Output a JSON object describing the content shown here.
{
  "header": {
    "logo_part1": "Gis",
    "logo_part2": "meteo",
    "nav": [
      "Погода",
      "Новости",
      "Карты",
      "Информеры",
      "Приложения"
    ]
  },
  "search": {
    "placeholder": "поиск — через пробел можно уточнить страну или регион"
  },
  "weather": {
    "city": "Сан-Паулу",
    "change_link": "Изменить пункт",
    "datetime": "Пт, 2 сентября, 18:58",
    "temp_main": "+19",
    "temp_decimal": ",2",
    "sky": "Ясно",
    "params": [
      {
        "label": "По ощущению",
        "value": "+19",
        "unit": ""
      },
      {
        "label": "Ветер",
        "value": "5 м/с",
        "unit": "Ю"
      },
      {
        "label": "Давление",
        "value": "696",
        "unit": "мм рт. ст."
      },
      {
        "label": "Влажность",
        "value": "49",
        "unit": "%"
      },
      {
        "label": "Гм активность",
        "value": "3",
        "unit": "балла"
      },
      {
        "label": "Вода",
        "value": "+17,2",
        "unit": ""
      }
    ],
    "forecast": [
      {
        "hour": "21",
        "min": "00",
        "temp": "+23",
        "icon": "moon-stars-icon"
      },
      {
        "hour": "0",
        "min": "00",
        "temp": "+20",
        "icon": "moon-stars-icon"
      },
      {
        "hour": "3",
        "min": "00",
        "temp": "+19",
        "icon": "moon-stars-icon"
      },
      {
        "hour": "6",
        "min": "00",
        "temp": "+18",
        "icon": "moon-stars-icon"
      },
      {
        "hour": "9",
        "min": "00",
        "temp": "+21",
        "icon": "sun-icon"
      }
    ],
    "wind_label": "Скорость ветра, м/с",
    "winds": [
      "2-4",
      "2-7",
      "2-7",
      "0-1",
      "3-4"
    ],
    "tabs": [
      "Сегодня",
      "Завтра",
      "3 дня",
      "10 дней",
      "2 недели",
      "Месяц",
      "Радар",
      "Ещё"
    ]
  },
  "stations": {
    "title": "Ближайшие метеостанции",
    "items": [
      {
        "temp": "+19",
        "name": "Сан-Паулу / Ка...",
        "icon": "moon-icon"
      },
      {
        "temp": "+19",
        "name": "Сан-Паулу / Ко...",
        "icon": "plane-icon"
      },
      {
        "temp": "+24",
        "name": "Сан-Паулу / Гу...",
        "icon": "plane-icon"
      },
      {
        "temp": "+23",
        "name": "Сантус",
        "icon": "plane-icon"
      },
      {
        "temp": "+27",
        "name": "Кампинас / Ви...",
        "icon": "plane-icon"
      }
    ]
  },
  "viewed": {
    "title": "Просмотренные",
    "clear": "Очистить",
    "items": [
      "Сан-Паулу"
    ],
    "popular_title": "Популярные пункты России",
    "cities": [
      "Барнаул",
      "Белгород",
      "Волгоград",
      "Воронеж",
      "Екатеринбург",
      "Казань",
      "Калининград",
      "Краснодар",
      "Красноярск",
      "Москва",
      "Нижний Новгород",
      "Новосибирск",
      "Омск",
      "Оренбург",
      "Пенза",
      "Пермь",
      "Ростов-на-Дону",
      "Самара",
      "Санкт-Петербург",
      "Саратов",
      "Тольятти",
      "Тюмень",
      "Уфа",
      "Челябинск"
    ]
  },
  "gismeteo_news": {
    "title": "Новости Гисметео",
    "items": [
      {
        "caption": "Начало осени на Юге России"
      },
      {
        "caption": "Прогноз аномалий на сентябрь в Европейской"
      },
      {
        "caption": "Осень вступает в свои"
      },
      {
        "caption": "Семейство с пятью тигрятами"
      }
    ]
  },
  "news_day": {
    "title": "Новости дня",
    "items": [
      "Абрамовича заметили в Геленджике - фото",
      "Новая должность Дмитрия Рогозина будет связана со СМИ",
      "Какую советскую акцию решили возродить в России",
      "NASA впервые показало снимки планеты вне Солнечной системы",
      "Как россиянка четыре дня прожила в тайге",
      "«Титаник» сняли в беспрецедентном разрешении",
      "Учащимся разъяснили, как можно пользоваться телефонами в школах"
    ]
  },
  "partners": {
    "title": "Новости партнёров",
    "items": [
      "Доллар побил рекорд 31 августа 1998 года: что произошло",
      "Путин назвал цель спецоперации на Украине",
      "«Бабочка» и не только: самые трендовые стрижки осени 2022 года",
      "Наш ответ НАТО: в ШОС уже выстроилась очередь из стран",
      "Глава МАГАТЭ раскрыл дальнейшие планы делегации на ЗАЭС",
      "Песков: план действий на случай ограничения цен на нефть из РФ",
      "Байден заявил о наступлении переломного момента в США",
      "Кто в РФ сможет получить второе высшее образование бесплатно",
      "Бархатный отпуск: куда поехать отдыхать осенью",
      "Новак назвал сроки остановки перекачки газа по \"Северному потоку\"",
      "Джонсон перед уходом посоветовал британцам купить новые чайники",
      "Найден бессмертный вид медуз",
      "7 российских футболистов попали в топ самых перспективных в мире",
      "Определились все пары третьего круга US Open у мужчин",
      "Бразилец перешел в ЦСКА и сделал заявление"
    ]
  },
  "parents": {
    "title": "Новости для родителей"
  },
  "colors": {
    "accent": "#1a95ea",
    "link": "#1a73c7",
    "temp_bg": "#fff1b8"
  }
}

---+---

TO BE DONE - Across the entries above, how many lines contain "можно"? Provide only the count.

TASK RESPONSE - 2